GOAL OF THE EXERCISE ->
In the essay on Fred Rogers and parenting styles below, what name does Diana Baumrind give to the high control/high warmth combination?

___ DOCUMENT TEXT ___

Those three episodes are enough, I think, to suggest what the movie has to offer. Alissa Wilkinson, in a vox.com review of the film said that “it feels radically subversive.” I didn’t like that observation before I saw the movie and I am still not sure I agree with it, but now I know what she meant. You do come out of the movie feeling that you have been living in a different place, a place dominated by different values. It gives you a chance to wonder, again, whether we are really doing the right thing.
It’s Starbucks Time
As winning as Fred Rogers is in the variety of settings in which we see him, I never quite shook the “yes, but” feeling I got when he tried to explain his more general approach to children. There were no standards in his approach, no limits, no achievements. 
My brother, Karl, was a pediatrician for many years and in that capacity, he saw a lot of different parenting styles. I have often heard him say that amid all the superficial variety of these styles, every one that had firm clear standards and warm nurturing support, worked just fine. Present parents, clear standards, warm support. I took for granted that he knew what he was talking about and that is the standard I aimed at in raising my own kids. I didn’t see any of that in the Neighborhood.
Probably the best-known typology of parenting styles comes from the work of Diana Baumrind. Using her original typology  I would say that Fred Rogers believes in a low control/high warmth combination, which Baumrind calls “Permissive.” What my brother and I were aiming for was high control/high warmth, which Baumrind calls “Authoritative.” [Not, please, “authoritarian.” That’s a different style in Baumrind’s mix.]
The role of “control” in those styles of parenting is to make it possible for children to respect themselves. Every study I have ever seen of the topic shows that the U. S. leads the world in “self-esteem.” We think we are wonderful.  But we don’t think we are good at things because to be good at things, you have to master the requisite skills and to master them, you have to fail so you can correct whatever you did wrong. The trying and failing and mastery and consequent “self-respect” require the clear standards that seem to be missing in the neighborhood.
“Self-respect” was not the issue Mr. Rogers was trying to address. That’s why I have no quarrel at all with his wonderfully therapeutic touch with children and adults, and even, when necessary, with Senators. But when that project is blown up into a way of understanding “what children need,” I start to squirm because what I needed was a way to respect my own efforts and, eventually, myself. And I think that’s what a lot of kids need.
And if there were only a Starbucks in the neighborhood, Fred and I could go there and work it out. And I am sure we would. I like him a great deal.

___ DATA SHOWN ___

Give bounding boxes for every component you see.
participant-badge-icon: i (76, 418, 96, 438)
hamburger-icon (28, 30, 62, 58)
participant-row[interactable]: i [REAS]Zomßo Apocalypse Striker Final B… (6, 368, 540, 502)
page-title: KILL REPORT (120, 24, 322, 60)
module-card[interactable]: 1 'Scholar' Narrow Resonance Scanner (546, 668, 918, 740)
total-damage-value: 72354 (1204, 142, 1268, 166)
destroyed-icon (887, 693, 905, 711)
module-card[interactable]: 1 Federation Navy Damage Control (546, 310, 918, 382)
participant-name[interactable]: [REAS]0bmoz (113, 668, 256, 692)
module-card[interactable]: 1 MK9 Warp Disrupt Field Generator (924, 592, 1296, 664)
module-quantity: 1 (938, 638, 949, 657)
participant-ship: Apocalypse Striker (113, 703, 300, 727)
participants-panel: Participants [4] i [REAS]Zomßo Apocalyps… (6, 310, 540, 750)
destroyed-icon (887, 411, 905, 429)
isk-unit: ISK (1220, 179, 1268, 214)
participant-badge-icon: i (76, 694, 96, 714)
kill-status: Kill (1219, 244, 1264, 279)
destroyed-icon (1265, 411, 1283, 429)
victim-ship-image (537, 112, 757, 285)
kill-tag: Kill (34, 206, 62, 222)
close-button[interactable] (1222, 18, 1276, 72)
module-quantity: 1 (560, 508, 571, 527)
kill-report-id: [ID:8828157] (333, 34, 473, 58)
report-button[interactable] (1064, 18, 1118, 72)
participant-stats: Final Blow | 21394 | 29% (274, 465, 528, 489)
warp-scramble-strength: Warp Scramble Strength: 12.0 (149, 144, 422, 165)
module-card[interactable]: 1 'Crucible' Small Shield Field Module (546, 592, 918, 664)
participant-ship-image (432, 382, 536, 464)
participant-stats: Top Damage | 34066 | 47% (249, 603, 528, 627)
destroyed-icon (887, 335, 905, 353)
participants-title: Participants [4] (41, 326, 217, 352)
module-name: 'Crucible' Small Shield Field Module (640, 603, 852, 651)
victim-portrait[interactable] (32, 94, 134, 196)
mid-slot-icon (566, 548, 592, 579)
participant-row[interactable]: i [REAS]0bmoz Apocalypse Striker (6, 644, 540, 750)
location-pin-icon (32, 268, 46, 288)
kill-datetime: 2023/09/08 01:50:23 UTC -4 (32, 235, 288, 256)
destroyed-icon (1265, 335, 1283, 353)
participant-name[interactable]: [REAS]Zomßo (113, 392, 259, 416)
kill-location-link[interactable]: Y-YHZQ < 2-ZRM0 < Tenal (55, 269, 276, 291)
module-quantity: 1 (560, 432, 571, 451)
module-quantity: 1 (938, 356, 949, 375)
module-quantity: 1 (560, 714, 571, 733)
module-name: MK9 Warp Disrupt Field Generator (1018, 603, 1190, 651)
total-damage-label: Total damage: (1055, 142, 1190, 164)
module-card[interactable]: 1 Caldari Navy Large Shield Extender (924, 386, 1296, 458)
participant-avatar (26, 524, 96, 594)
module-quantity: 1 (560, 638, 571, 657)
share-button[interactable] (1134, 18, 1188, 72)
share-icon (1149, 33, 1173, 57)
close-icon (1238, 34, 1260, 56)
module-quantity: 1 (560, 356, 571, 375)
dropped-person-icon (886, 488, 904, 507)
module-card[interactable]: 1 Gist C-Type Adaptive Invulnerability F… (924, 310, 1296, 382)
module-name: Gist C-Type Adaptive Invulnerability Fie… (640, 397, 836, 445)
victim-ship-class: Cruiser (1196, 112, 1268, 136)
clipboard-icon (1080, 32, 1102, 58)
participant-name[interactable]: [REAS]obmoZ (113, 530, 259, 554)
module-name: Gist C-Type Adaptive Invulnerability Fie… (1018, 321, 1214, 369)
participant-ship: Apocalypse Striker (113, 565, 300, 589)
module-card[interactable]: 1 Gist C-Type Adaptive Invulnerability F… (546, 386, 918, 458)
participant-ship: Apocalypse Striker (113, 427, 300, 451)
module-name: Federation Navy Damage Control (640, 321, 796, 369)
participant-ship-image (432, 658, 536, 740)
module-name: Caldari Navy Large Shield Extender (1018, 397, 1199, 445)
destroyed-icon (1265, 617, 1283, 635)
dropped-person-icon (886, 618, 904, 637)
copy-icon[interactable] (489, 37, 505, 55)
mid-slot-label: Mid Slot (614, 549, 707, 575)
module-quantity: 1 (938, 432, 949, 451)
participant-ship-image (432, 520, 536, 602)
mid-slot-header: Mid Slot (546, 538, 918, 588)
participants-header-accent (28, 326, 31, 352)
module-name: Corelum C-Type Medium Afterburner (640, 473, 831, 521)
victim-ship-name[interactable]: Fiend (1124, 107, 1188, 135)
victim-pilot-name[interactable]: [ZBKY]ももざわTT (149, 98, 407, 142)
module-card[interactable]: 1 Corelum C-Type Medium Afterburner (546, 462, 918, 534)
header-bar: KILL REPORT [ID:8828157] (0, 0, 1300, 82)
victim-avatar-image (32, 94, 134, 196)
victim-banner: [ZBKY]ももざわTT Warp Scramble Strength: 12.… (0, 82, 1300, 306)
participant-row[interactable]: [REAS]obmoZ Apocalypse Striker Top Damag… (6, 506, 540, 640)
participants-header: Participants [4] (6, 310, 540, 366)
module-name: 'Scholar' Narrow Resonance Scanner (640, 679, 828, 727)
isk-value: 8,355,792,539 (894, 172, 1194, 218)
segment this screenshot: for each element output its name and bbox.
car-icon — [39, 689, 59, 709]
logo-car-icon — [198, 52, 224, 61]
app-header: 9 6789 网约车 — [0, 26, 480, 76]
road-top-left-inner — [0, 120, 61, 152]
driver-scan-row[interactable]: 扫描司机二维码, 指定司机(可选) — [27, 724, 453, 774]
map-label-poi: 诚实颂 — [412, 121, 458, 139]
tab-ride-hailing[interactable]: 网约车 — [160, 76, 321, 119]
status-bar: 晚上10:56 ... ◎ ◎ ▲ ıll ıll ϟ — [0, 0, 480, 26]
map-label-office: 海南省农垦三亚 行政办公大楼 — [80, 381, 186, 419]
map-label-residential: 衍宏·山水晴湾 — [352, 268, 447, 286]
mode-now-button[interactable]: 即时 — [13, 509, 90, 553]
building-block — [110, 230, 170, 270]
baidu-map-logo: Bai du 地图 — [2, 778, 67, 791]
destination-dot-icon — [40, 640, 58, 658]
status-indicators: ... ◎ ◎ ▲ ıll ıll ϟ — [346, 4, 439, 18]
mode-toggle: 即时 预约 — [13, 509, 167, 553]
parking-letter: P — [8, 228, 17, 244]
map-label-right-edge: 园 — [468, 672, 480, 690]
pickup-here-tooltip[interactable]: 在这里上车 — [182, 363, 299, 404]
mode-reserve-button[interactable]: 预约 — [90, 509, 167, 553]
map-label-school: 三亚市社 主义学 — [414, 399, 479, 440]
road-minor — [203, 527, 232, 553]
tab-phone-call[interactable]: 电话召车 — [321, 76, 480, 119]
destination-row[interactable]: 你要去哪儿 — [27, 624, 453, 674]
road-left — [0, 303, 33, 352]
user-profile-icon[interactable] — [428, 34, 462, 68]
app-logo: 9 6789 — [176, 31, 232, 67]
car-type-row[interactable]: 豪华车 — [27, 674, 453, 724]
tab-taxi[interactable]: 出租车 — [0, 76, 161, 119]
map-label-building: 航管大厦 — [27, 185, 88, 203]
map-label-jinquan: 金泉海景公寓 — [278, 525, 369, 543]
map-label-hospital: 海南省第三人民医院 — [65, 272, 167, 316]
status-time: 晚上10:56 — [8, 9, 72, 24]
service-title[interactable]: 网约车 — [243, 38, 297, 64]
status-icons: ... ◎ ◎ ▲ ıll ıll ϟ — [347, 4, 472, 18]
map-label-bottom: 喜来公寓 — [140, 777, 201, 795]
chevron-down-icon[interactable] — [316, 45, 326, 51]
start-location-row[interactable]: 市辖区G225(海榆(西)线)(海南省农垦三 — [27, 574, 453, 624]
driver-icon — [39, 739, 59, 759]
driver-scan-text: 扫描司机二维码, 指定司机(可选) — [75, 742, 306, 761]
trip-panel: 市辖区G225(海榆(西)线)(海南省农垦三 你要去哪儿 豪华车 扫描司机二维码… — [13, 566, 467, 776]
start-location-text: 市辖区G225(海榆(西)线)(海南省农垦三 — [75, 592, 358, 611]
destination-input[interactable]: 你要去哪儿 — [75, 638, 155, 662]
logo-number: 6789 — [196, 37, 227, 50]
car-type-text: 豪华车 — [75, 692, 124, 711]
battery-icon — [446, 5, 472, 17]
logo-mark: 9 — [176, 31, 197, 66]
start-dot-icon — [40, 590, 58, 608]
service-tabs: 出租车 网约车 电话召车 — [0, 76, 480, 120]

___

WRITTEN ANSWER ->
Authoritative